[Records from a data collection]
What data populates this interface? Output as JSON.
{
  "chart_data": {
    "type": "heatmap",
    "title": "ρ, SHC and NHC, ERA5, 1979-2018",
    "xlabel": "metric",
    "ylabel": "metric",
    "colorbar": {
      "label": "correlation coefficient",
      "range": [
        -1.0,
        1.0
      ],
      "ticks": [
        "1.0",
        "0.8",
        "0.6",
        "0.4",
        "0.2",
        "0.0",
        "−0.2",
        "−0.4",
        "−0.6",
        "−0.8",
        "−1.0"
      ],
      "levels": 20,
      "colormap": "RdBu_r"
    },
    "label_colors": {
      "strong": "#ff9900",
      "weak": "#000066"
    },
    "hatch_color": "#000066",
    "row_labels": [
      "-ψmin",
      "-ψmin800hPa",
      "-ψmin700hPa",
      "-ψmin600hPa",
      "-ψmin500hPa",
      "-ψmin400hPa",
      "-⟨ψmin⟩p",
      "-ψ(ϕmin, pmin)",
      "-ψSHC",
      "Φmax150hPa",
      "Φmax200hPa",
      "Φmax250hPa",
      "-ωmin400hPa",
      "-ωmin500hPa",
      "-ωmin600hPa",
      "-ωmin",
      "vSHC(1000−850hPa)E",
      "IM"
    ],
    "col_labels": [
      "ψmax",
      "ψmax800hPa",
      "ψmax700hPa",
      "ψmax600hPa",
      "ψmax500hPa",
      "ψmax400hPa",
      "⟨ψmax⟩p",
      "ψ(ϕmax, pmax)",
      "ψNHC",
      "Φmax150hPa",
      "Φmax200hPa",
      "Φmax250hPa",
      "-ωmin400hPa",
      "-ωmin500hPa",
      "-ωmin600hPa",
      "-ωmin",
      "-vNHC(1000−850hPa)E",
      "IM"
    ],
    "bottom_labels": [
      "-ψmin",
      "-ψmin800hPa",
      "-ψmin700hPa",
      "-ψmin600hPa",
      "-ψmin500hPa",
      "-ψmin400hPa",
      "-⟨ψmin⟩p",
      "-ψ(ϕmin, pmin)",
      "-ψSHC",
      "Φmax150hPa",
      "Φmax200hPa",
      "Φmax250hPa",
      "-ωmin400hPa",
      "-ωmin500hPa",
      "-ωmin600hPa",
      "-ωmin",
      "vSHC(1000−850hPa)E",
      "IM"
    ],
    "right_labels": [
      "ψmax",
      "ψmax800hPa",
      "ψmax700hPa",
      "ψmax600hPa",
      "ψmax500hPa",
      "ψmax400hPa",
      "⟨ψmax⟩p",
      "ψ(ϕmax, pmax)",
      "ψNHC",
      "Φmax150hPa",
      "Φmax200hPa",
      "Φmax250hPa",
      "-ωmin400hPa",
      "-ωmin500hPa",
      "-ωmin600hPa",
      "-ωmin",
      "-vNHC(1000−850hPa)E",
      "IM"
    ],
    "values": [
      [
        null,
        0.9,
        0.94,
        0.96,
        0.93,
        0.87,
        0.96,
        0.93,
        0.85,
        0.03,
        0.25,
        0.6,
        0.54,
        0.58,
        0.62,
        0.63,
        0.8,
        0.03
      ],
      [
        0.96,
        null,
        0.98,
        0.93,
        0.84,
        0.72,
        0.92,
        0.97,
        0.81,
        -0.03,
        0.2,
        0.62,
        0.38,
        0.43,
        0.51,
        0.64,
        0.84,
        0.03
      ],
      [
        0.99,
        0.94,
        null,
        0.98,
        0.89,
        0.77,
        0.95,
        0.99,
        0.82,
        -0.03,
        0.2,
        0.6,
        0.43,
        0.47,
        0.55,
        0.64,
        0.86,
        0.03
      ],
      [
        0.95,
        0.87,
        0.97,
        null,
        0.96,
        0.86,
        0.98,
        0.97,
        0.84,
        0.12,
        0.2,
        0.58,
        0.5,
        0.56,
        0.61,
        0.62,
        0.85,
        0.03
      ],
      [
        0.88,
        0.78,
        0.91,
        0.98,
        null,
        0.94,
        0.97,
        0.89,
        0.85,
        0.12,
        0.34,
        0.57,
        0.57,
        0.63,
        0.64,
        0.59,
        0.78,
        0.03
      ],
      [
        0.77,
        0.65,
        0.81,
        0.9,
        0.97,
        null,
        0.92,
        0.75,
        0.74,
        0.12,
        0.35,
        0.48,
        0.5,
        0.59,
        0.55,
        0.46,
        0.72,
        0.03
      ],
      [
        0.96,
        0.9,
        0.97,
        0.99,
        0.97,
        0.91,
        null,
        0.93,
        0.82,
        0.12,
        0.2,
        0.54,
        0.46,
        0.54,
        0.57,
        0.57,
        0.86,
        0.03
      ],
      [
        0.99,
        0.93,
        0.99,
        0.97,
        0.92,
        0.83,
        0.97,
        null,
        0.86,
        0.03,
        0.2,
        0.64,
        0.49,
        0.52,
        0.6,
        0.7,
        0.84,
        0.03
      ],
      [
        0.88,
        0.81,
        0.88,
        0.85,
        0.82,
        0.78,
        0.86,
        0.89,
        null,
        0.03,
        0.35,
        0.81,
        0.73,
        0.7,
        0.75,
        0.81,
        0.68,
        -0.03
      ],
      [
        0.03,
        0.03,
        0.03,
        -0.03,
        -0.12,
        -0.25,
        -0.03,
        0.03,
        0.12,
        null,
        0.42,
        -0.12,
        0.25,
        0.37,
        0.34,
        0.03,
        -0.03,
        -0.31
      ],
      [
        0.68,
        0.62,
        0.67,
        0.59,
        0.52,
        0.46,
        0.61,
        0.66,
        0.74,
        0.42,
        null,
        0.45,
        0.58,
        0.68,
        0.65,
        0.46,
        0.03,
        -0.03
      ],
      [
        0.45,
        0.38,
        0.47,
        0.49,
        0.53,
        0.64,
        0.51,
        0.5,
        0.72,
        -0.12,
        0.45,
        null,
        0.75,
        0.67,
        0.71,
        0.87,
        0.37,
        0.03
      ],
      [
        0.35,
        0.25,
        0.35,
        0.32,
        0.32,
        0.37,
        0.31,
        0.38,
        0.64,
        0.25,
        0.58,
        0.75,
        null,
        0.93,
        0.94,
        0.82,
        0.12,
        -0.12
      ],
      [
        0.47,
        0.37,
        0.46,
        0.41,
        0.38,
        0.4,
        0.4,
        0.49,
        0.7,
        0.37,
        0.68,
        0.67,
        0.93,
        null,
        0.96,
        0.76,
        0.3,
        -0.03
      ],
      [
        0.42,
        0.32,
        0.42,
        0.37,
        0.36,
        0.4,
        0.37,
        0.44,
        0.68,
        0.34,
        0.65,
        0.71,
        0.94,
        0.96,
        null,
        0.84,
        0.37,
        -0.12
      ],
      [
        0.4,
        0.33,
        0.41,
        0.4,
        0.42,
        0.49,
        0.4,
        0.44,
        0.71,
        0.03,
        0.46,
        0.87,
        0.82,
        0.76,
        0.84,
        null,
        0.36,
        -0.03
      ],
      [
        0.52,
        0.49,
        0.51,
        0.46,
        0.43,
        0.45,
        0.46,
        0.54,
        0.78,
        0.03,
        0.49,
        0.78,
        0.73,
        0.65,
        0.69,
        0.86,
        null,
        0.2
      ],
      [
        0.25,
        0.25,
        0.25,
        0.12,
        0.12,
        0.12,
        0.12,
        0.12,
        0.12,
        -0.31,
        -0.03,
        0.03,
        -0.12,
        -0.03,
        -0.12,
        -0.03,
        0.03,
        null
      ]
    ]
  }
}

◆ TASK GOAL:
Take the data above and return it exactly.

◆ THE ANSWER:
What data populates this interface? Output as JSON.
{
  "chart_data": {
    "type": "heatmap",
    "title": "ρ, SHC and NHC, ERA5, 1979-2018",
    "xlabel": "metric",
    "ylabel": "metric",
    "colorbar": {
      "label": "correlation coefficient",
      "range": [
        -1.0,
        1.0
      ],
      "ticks": [
        "1.0",
        "0.8",
        "0.6",
        "0.4",
        "0.2",
        "0.0",
        "−0.2",
        "−0.4",
        "−0.6",
        "−0.8",
        "−1.0"
      ],
      "levels": 20,
      "colormap": "RdBu_r"
    },
    "label_colors": {
      "strong": "#ff9900",
      "weak": "#000066"
    },
    "hatch_color": "#000066",
    "row_labels": [
      "-ψmin",
      "-ψmin800hPa",
      "-ψmin700hPa",
      "-ψmin600hPa",
      "-ψmin500hPa",
      "-ψmin400hPa",
      "-⟨ψmin⟩p",
      "-ψ(ϕmin, pmin)",
      "-ψSHC",
      "Φmax150hPa",
      "Φmax200hPa",
      "Φmax250hPa",
      "-ωmin400hPa",
      "-ωmin500hPa",
      "-ωmin600hPa",
      "-ωmin",
      "vSHC(1000−850hPa)E",
      "IM"
    ],
    "col_labels": [
      "ψmax",
      "ψmax800hPa",
      "ψmax700hPa",
      "ψmax600hPa",
      "ψmax500hPa",
      "ψmax400hPa",
      "⟨ψmax⟩p",
      "ψ(ϕmax, pmax)",
      "ψNHC",
      "Φmax150hPa",
      "Φmax200hPa",
      "Φmax250hPa",
      "-ωmin400hPa",
      "-ωmin500hPa",
      "-ωmin600hPa",
      "-ωmin",
      "-vNHC(1000−850hPa)E",
      "IM"
    ],
    "bottom_labels": [
      "-ψmin",
      "-ψmin800hPa",
      "-ψmin700hPa",
      "-ψmin600hPa",
      "-ψmin500hPa",
      "-ψmin400hPa",
      "-⟨ψmin⟩p",
      "-ψ(ϕmin, pmin)",
      "-ψSHC",
      "Φmax150hPa",
      "Φmax200hPa",
      "Φmax250hPa",
      "-ωmin400hPa",
      "-ωmin500hPa",
      "-ωmin600hPa",
      "-ωmin",
      "vSHC(1000−850hPa)E",
      "IM"
    ],
    "right_labels": [
      "ψmax",
      "ψmax800hPa",
      "ψmax700hPa",
      "ψmax600hPa",
      "ψmax500hPa",
      "ψmax400hPa",
      "⟨ψmax⟩p",
      "ψ(ϕmax, pmax)",
      "ψNHC",
      "Φmax150hPa",
      "Φmax200hPa",
      "Φmax250hPa",
      "-ωmin400hPa",
      "-ωmin500hPa",
      "-ωmin600hPa",
      "-ωmin",
      "-vNHC(1000−850hPa)E",
      "IM"
    ],
    "values": [
      [
        null,
        0.9,
        0.94,
        0.96,
        0.93,
        0.87,
        0.96,
        0.93,
        0.85,
        0.03,
        0.25,
        0.6,
        0.54,
        0.58,
        0.62,
        0.63,
        0.8,
        0.03
      ],
      [
        0.96,
        null,
        0.98,
        0.93,
        0.84,
        0.72,
        0.92,
        0.97,
        0.81,
        -0.03,
        0.2,
        0.62,
        0.38,
        0.43,
        0.51,
        0.64,
        0.84,
        0.03
      ],
      [
        0.99,
        0.94,
        null,
        0.98,
        0.89,
        0.77,
        0.95,
        0.99,
        0.82,
        -0.03,
        0.2,
        0.6,
        0.43,
        0.47,
        0.55,
        0.64,
        0.86,
        0.03
      ],
      [
        0.95,
        0.87,
        0.97,
        null,
        0.96,
        0.86,
        0.98,
        0.97,
        0.84,
        0.12,
        0.2,
        0.58,
        0.5,
        0.56,
        0.61,
        0.62,
        0.85,
        0.03
      ],
      [
        0.88,
        0.78,
        0.91,
        0.98,
        null,
        0.94,
        0.97,
        0.89,
        0.85,
        0.12,
        0.34,
        0.57,
        0.57,
        0.63,
        0.64,
        0.59,
        0.78,
        0.03
      ],
      [
        0.77,
        0.65,
        0.81,
        0.9,
        0.97,
        null,
        0.92,
        0.75,
        0.74,
        0.12,
        0.35,
        0.48,
        0.5,
        0.59,
        0.55,
        0.46,
        0.72,
        0.03
      ],
      [
        0.96,
        0.9,
        0.97,
        0.99,
        0.97,
        0.91,
        null,
        0.93,
        0.82,
        0.12,
        0.2,
        0.54,
        0.46,
        0.54,
        0.57,
        0.57,
        0.86,
        0.03
      ],
      [
        0.99,
        0.93,
        0.99,
        0.97,
        0.92,
        0.83,
        0.97,
        null,
        0.86,
        0.03,
        0.2,
        0.64,
        0.49,
        0.52,
        0.6,
        0.7,
        0.84,
        0.03
      ],
      [
        0.88,
        0.81,
        0.88,
        0.85,
        0.82,
        0.78,
        0.86,
        0.89,
        null,
        0.03,
        0.35,
        0.81,
        0.73,
        0.7,
        0.75,
        0.81,
        0.68,
        -0.03
      ],
      [
        0.03,
        0.03,
        0.03,
        -0.03,
        -0.12,
        -0.25,
        -0.03,
        0.03,
        0.12,
        null,
        0.42,
        -0.12,
        0.25,
        0.37,
        0.34,
        0.03,
        -0.03,
        -0.31
      ],
      [
        0.68,
        0.62,
        0.67,
        0.59,
        0.52,
        0.46,
        0.61,
        0.66,
        0.74,
        0.42,
        null,
        0.45,
        0.58,
        0.68,
        0.65,
        0.46,
        0.03,
        -0.03
      ],
      [
        0.45,
        0.38,
        0.47,
        0.49,
        0.53,
        0.64,
        0.51,
        0.5,
        0.72,
        -0.12,
        0.45,
        null,
        0.75,
        0.67,
        0.71,
        0.87,
        0.37,
        0.03
      ],
      [
        0.35,
        0.25,
        0.35,
        0.32,
        0.32,
        0.37,
        0.31,
        0.38,
        0.64,
        0.25,
        0.58,
        0.75,
        null,
        0.93,
        0.94,
        0.82,
        0.12,
        -0.12
      ],
      [
        0.47,
        0.37,
        0.46,
        0.41,
        0.38,
        0.4,
        0.4,
        0.49,
        0.7,
        0.37,
        0.68,
        0.67,
        0.93,
        null,
        0.96,
        0.76,
        0.3,
        -0.03
      ],
      [
        0.42,
        0.32,
        0.42,
        0.37,
        0.36,
        0.4,
        0.37,
        0.44,
        0.68,
        0.34,
        0.65,
        0.71,
        0.94,
        0.96,
        null,
        0.84,
        0.37,
        -0.12
      ],
      [
        0.4,
        0.33,
        0.41,
        0.4,
        0.42,
        0.49,
        0.4,
        0.44,
        0.71,
        0.03,
        0.46,
        0.87,
        0.82,
        0.76,
        0.84,
        null,
        0.36,
        -0.03
      ],
      [
        0.52,
        0.49,
        0.51,
        0.46,
        0.43,
        0.45,
        0.46,
        0.54,
        0.78,
        0.03,
        0.49,
        0.78,
        0.73,
        0.65,
        0.69,
        0.86,
        null,
        0.2
      ],
      [
        0.25,
        0.25,
        0.25,
        0.12,
        0.12,
        0.12,
        0.12,
        0.12,
        0.12,
        -0.31,
        -0.03,
        0.03,
        -0.12,
        -0.03,
        -0.12,
        -0.03,
        0.03,
        null
      ]
    ]
  }
}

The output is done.